AIM OF THE EXERCISE: Every line below that contains "related" is to be copied.

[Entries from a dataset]

----------

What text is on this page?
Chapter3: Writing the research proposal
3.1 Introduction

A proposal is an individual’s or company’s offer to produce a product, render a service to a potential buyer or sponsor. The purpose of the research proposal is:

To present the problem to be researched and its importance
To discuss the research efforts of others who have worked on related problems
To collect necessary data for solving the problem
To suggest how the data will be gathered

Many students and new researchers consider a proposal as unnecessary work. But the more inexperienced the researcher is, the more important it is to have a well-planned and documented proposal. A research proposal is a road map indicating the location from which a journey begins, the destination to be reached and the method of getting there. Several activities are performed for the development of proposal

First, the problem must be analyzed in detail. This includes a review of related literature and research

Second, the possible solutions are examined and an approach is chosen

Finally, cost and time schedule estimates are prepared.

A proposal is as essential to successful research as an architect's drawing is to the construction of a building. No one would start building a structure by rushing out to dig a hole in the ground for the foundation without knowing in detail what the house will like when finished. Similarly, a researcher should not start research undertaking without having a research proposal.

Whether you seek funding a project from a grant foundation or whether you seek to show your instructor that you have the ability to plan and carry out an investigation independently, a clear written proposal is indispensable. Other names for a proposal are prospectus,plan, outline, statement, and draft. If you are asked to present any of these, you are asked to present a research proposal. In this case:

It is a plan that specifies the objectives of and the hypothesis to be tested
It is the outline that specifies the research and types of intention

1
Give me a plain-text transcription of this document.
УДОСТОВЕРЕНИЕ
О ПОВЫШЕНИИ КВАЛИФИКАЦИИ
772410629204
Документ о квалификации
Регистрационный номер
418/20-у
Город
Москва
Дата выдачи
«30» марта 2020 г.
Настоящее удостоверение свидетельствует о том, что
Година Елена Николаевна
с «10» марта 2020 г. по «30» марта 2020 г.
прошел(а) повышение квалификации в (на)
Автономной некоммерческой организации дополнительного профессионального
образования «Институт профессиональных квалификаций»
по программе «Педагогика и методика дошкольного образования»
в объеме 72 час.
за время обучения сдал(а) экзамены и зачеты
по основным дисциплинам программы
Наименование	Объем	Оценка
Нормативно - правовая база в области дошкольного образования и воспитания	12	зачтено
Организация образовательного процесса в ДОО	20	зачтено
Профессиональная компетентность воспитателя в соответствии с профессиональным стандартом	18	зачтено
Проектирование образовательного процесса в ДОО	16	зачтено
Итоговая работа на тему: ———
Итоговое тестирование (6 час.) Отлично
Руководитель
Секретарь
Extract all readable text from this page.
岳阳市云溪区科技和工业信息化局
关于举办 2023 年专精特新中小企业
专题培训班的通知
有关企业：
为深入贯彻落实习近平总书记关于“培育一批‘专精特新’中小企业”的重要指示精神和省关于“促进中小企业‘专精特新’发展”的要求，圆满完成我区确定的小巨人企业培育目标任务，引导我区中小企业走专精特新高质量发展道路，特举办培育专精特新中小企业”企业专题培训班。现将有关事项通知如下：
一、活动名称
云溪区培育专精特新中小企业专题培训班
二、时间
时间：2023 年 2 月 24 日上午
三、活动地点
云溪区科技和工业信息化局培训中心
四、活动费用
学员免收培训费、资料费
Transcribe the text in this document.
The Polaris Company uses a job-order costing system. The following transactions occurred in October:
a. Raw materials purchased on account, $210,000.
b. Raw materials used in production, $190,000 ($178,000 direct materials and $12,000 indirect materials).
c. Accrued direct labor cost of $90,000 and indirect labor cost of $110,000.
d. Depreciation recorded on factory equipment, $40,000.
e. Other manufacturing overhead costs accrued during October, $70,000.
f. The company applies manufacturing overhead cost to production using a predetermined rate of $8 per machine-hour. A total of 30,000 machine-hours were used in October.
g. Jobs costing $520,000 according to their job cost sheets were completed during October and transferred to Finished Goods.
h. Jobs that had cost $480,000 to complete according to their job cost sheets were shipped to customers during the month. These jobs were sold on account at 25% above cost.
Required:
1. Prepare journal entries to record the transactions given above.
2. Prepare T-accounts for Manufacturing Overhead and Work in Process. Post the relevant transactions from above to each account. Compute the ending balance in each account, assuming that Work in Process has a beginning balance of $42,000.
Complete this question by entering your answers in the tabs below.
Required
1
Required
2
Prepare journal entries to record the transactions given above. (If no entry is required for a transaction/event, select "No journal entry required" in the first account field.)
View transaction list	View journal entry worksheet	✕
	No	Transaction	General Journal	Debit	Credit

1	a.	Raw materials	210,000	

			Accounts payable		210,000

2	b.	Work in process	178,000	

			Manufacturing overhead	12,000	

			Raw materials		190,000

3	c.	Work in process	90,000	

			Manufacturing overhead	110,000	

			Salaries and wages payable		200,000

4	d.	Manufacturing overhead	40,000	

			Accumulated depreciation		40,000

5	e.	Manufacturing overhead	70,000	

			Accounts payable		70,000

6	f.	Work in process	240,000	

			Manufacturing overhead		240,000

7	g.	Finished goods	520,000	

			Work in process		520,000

----------

COMPLETE ANSWER:
To discuss the research efforts of others who have worked on related problems
First, the problem must be analyzed in detail. This includes a review of related literature and research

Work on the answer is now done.